# Task description:
Check every line of the material below for the string "label", and return the ones that have it.

# Data in this exercise:
╔══

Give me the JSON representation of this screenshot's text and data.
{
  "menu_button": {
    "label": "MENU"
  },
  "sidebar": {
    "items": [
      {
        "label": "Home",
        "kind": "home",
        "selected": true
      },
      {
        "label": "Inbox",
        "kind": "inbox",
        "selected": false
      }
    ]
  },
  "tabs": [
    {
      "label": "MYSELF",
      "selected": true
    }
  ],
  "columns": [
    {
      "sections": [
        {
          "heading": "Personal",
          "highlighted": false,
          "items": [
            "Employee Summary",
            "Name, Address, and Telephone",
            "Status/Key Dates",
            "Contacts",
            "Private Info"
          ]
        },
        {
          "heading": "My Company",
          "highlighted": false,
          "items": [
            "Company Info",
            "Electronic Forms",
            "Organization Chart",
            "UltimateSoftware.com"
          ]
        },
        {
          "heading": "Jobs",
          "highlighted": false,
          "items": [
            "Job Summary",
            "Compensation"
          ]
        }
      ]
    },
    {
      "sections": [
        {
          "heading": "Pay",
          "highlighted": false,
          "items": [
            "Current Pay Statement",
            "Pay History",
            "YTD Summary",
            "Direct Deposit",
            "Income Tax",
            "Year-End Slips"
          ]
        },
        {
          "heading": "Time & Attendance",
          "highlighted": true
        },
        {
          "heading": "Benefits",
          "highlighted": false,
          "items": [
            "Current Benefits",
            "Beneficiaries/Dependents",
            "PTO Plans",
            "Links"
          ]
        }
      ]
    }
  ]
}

╚══

# Task result:
    "label": "MENU"
        "label": "Home",
        "label": "Inbox",
      "label": "MYSELF",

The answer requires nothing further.